* _Exercise details_: Repeat each record exactly as written, and drop any images.

* _Material provided_:

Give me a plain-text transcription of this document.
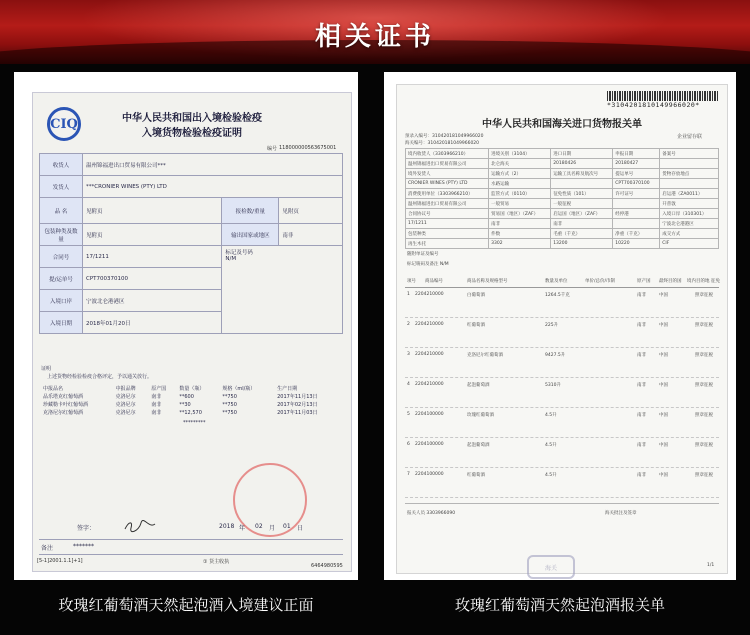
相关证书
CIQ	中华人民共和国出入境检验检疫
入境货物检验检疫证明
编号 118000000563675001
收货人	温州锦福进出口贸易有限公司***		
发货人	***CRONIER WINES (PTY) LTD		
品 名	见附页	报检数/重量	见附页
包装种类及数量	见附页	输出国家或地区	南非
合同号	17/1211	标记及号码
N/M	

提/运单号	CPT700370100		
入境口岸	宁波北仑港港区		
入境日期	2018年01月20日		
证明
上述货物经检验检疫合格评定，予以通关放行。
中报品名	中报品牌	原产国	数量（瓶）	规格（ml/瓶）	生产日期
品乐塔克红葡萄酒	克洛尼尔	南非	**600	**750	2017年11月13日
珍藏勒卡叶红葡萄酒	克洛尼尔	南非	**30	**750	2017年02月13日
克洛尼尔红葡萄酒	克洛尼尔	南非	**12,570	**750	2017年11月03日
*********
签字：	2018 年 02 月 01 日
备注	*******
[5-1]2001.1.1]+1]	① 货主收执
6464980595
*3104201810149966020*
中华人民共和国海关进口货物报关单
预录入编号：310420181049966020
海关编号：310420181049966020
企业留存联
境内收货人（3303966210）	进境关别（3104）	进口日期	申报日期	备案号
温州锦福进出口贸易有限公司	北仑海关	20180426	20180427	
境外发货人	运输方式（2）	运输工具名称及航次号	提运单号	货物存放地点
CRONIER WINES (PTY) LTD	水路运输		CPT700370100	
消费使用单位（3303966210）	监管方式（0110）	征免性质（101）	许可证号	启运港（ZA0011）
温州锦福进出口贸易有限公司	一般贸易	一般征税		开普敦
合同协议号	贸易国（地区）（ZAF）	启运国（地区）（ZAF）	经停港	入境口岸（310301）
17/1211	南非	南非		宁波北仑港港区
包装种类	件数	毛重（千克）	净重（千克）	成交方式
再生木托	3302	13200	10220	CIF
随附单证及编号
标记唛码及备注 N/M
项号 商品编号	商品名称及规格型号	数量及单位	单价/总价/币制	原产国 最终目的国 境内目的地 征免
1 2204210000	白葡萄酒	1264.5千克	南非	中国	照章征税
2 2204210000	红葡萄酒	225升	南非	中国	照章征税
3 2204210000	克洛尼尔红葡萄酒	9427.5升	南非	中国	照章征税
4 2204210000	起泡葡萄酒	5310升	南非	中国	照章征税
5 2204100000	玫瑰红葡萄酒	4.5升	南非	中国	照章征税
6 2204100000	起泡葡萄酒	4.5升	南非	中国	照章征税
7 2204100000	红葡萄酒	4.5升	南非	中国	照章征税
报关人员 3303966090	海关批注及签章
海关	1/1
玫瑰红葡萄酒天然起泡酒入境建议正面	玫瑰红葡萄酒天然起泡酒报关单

* _Exercise answer_:
Give me a plain-text transcription of this document.
相关证书
CIQ	中华人民共和国出入境检验检疫
入境货物检验检疫证明
编号 118000000563675001
收货人	温州锦福进出口贸易有限公司***		
发货人	***CRONIER WINES (PTY) LTD		
品 名	见附页	报检数/重量	见附页
包装种类及数量	见附页	输出国家或地区	南非
合同号	17/1211	标记及号码
N/M	

提/运单号	CPT700370100		
入境口岸	宁波北仑港港区		
入境日期	2018年01月20日		
证明
上述货物经检验检疫合格评定，予以通关放行。
中报品名	中报品牌	原产国	数量（瓶）	规格（ml/瓶）	生产日期
品乐塔克红葡萄酒	克洛尼尔	南非	**600	**750	2017年11月13日
珍藏勒卡叶红葡萄酒	克洛尼尔	南非	**30	**750	2017年02月13日
克洛尼尔红葡萄酒	克洛尼尔	南非	**12,570	**750	2017年11月03日
*********
签字：	2018 年 02 月 01 日
备注	*******
[5-1]2001.1.1]+1]	① 货主收执
6464980595
*3104201810149966020*
中华人民共和国海关进口货物报关单
预录入编号：310420181049966020
海关编号：310420181049966020
企业留存联
境内收货人（3303966210）	进境关别（3104）	进口日期	申报日期	备案号
温州锦福进出口贸易有限公司	北仑海关	20180426	20180427	
境外发货人	运输方式（2）	运输工具名称及航次号	提运单号	货物存放地点
CRONIER WINES (PTY) LTD	水路运输		CPT700370100	
消费使用单位（3303966210）	监管方式（0110）	征免性质（101）	许可证号	启运港（ZA0011）
温州锦福进出口贸易有限公司	一般贸易	一般征税		开普敦
合同协议号	贸易国（地区）（ZAF）	启运国（地区）（ZAF）	经停港	入境口岸（310301）
17/1211	南非	南非		宁波北仑港港区
包装种类	件数	毛重（千克）	净重（千克）	成交方式
再生木托	3302	13200	10220	CIF
随附单证及编号
标记唛码及备注 N/M
项号 商品编号	商品名称及规格型号	数量及单位	单价/总价/币制	原产国 最终目的国 境内目的地 征免
1 2204210000	白葡萄酒	1264.5千克	南非	中国	照章征税
2 2204210000	红葡萄酒	225升	南非	中国	照章征税
3 2204210000	克洛尼尔红葡萄酒	9427.5升	南非	中国	照章征税
4 2204210000	起泡葡萄酒	5310升	南非	中国	照章征税
5 2204100000	玫瑰红葡萄酒	4.5升	南非	中国	照章征税
6 2204100000	起泡葡萄酒	4.5升	南非	中国	照章征税
7 2204100000	红葡萄酒	4.5升	南非	中国	照章征税
报关人员 3303966090	海关批注及签章
海关	1/1
玫瑰红葡萄酒天然起泡酒入境建议正面	玫瑰红葡萄酒天然起泡酒报关单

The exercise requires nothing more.